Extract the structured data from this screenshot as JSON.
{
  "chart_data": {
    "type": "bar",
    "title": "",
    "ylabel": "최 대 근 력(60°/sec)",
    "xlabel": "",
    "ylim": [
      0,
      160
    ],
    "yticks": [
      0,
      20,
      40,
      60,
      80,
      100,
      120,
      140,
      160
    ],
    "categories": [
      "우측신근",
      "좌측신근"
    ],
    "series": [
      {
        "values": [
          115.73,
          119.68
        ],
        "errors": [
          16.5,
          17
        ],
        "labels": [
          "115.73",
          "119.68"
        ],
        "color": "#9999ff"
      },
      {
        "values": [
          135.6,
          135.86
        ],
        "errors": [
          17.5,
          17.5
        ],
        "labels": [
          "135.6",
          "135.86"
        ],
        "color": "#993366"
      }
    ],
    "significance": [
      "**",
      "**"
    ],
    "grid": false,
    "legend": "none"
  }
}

※ ※ ※

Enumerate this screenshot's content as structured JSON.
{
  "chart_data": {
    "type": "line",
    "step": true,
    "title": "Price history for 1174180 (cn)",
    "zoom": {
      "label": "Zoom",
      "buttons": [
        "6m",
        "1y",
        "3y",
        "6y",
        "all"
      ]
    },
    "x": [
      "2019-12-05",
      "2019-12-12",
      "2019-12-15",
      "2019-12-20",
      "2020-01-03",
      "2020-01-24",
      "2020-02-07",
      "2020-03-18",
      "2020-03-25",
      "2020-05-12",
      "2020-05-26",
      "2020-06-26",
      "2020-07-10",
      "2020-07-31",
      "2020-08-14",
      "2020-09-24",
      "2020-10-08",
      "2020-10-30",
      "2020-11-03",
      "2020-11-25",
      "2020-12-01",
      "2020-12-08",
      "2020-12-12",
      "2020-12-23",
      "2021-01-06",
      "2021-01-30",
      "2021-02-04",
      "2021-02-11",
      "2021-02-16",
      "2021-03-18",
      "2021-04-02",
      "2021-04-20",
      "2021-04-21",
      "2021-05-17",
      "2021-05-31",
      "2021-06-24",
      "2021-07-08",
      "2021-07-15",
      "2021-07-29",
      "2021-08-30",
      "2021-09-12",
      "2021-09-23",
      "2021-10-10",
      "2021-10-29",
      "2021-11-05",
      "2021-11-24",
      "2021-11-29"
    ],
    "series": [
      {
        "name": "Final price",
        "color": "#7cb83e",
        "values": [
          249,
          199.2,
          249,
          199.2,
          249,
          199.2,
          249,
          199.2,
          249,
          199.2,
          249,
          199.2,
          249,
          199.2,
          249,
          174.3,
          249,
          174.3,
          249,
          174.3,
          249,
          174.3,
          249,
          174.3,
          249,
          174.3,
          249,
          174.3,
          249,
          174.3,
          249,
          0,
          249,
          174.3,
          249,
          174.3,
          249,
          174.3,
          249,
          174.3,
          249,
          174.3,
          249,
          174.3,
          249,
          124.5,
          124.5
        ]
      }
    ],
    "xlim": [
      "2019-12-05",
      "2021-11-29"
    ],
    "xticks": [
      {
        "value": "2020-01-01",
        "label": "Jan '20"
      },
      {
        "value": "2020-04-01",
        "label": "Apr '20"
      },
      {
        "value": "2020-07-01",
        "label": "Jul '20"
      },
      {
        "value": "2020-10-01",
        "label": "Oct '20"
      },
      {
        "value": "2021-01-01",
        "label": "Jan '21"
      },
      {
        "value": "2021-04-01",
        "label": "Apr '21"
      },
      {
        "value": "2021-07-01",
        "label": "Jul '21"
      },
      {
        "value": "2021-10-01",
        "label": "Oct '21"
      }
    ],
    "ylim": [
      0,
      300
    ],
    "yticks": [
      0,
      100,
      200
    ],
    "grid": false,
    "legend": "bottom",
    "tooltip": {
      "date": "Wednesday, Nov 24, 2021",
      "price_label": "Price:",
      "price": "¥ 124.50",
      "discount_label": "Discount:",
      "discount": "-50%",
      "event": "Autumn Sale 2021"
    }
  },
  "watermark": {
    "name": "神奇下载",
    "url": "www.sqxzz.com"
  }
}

※ ※ ※

• EXERCISE: From the entries above, copy out every line where the string "JSON" appears.

• SOLVED PROBLEM:
Extract the structured data from this screenshot as JSON.
Enumerate this screenshot's content as structured JSON.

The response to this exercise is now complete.